=== Input material ===
================================

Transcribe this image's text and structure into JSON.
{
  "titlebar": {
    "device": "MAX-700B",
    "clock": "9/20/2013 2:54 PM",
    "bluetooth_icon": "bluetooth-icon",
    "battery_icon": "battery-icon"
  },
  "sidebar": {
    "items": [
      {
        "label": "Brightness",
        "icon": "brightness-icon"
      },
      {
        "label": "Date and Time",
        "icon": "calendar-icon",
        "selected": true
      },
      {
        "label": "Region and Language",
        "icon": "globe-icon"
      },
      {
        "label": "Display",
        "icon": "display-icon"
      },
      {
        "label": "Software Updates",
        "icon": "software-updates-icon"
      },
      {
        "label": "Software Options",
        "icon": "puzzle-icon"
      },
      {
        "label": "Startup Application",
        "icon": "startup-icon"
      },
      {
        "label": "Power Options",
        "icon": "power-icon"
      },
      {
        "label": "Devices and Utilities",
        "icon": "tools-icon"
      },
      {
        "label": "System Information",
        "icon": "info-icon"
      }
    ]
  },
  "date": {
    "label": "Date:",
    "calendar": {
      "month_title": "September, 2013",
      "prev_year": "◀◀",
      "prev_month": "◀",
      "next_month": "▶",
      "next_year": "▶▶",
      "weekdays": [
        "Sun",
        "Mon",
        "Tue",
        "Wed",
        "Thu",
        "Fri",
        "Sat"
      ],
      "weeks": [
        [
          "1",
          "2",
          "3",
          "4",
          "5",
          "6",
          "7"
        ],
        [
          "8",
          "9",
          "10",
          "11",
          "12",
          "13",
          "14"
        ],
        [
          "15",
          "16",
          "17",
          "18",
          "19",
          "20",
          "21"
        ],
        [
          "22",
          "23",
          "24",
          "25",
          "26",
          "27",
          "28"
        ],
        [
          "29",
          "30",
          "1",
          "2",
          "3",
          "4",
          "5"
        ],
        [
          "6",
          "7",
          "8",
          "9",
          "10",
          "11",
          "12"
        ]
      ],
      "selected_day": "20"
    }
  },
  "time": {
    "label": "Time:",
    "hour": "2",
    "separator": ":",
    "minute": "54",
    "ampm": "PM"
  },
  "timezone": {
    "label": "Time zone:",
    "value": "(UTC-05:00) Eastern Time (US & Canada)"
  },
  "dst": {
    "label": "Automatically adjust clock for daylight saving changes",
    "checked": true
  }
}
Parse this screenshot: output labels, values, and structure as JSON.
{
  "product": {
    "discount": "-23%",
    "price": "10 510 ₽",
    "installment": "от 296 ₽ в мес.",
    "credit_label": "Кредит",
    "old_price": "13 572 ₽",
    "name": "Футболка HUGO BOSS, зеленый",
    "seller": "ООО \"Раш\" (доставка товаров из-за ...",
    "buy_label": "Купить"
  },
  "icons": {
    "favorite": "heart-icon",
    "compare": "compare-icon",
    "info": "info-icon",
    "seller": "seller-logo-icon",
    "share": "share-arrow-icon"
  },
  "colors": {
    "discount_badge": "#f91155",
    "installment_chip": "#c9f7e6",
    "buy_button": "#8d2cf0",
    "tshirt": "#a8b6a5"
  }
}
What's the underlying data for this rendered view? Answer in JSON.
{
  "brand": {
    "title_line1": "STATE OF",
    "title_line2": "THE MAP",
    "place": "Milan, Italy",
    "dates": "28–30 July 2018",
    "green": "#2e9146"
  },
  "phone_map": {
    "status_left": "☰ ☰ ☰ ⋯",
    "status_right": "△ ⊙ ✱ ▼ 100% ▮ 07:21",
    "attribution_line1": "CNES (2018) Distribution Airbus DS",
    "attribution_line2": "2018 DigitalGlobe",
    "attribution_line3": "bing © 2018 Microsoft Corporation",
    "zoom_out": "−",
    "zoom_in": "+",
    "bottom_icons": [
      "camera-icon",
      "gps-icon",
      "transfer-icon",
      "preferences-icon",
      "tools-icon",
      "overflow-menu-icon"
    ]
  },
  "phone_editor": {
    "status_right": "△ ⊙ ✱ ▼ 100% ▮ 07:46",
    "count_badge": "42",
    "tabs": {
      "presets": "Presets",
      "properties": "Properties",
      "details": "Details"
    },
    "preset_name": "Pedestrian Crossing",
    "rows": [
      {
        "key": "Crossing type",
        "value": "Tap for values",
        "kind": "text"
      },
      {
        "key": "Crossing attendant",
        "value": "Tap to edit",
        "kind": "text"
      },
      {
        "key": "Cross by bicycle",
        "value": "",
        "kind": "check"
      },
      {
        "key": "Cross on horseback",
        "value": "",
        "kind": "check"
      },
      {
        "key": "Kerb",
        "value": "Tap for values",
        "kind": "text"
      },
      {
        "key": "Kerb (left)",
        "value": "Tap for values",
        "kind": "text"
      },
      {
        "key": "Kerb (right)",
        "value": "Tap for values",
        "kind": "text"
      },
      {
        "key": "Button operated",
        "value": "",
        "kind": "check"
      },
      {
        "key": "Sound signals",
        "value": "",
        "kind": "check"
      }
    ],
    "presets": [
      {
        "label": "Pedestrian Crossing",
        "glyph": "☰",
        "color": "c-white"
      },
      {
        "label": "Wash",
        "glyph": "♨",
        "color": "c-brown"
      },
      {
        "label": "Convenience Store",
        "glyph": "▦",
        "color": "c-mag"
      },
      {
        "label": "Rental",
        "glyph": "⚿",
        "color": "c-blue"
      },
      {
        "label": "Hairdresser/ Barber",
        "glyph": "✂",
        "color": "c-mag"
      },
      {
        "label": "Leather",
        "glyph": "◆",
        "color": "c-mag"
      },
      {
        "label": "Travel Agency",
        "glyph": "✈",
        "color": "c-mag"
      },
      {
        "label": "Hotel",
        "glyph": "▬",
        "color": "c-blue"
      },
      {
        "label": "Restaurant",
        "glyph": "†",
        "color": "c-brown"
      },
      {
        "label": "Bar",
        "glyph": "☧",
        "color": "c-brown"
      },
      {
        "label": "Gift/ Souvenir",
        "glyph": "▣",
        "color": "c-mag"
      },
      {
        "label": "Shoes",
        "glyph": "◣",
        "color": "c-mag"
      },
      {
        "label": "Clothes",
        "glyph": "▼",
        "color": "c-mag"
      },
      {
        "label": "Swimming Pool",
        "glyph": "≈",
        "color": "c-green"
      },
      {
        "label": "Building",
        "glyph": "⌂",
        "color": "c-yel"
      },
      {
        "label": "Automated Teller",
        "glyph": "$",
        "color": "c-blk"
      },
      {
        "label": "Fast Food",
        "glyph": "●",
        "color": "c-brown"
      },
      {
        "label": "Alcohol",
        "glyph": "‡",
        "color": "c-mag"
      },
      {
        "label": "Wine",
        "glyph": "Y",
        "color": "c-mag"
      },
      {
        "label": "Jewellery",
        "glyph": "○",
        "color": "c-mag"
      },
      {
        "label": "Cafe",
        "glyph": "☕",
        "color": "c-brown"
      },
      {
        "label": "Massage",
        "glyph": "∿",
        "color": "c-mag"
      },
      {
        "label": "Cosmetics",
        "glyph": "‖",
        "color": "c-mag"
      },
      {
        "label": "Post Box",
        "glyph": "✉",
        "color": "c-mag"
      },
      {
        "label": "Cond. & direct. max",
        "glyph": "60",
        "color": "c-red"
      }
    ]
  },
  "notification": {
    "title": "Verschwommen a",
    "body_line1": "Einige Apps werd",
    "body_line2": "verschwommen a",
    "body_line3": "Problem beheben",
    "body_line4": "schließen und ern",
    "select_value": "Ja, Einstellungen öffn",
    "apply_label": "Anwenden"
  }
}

================================

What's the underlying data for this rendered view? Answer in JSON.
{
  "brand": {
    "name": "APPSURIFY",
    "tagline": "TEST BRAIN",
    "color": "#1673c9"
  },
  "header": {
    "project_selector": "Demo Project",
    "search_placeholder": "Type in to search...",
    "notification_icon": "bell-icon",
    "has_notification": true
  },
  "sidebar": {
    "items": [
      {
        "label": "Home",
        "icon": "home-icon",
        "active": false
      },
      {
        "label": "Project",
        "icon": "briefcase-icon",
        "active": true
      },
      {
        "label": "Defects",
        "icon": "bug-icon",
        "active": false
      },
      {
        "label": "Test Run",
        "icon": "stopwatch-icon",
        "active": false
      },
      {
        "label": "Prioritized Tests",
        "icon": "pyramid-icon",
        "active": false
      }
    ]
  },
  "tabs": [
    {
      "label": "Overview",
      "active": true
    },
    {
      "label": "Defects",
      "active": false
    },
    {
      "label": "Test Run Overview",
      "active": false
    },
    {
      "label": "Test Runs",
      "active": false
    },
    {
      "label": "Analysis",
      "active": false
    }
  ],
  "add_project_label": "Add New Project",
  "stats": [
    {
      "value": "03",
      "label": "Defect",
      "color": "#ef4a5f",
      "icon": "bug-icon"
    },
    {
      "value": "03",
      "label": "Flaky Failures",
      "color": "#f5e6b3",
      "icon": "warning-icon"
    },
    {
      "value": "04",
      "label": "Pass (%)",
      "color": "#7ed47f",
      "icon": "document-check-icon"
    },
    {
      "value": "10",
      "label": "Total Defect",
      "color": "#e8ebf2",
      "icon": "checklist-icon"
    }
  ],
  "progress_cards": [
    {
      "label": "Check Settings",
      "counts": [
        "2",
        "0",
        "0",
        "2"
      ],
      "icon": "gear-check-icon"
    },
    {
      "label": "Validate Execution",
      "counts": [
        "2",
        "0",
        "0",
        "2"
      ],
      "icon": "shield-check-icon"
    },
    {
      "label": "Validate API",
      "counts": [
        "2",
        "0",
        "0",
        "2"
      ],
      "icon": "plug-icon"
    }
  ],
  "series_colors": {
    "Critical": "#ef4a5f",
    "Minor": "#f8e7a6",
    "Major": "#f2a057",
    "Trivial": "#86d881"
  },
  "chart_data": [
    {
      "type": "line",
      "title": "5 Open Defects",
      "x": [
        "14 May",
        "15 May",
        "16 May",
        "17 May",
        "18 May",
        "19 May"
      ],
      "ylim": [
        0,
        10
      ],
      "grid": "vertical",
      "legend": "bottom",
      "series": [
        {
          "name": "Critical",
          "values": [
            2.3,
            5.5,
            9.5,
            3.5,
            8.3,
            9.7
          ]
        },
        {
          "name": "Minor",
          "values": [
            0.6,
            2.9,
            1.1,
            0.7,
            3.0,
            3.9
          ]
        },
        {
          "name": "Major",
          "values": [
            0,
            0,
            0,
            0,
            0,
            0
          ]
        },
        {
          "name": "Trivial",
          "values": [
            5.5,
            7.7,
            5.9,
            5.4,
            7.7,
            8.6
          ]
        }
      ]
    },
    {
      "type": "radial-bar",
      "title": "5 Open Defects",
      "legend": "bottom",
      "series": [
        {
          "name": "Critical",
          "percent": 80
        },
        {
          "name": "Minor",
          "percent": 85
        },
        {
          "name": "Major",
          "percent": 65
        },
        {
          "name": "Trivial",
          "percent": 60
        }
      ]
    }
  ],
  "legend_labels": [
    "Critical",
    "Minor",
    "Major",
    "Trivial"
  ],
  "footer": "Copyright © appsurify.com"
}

================================

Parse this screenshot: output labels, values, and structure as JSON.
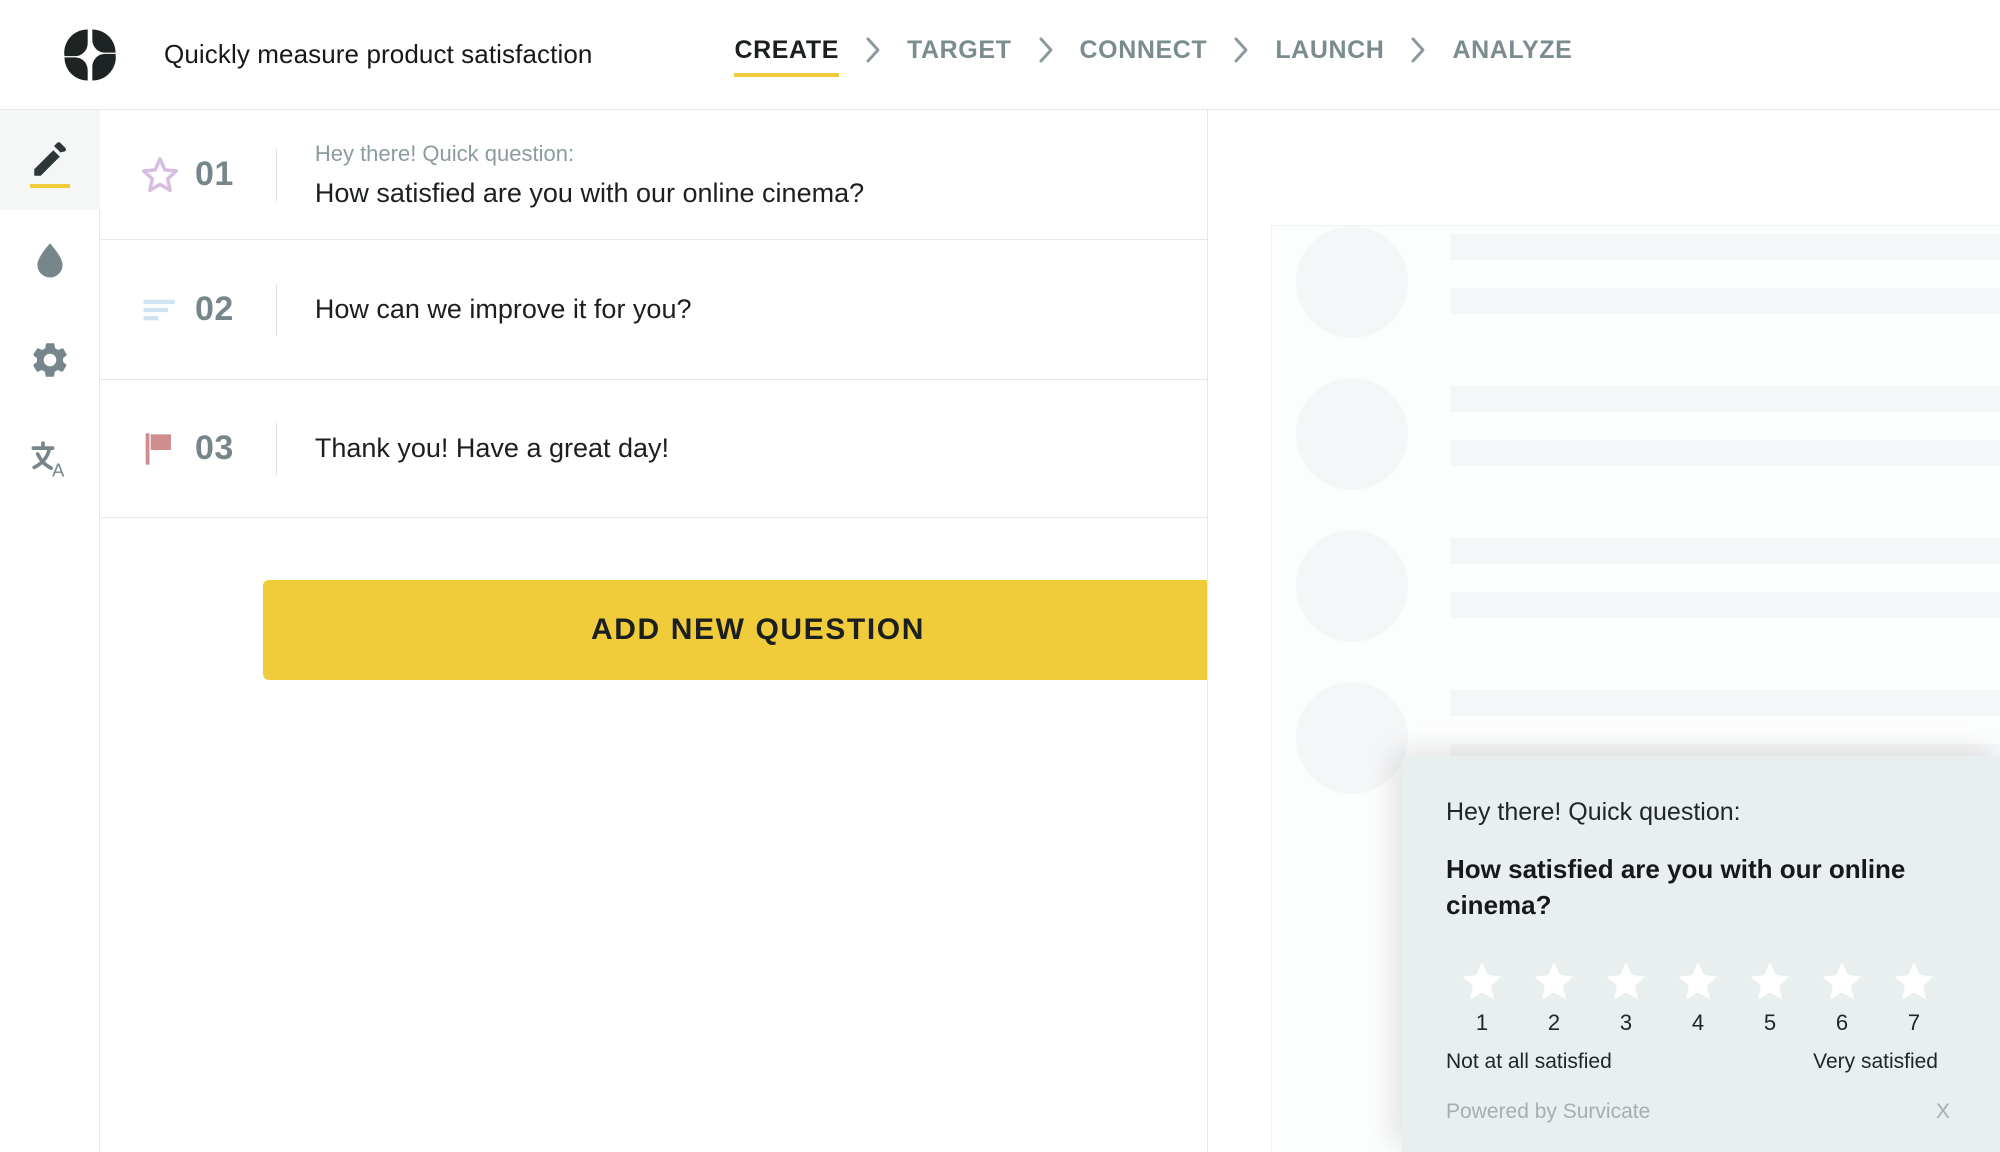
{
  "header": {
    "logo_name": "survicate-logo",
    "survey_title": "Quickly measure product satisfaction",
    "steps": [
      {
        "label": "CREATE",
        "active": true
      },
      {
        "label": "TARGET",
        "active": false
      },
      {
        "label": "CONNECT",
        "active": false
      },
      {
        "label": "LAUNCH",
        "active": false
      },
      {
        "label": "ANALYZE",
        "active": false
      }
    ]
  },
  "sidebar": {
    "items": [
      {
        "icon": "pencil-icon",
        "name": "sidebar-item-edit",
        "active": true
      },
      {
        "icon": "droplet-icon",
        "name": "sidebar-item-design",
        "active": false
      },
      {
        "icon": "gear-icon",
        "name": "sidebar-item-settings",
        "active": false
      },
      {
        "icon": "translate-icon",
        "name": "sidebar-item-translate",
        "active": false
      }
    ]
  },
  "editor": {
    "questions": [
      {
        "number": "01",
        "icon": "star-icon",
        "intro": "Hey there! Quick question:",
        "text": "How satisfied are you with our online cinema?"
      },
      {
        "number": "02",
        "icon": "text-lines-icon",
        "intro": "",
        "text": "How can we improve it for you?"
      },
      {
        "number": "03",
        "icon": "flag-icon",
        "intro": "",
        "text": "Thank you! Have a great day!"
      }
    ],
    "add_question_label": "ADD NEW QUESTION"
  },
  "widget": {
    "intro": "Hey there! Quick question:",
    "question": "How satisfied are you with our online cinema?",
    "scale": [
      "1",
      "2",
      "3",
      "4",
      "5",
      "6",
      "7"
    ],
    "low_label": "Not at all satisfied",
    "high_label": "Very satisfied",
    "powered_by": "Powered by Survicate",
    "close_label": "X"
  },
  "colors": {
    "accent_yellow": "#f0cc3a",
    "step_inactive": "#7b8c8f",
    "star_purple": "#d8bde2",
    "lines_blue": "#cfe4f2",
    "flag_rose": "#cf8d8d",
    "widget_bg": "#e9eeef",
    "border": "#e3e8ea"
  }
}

================================

Gather each line in the data that holds the string "Critical".

=== Finished answer ===
    "Critical": "#ef4a5f",
          "name": "Critical",
          "name": "Critical",
    "Critical",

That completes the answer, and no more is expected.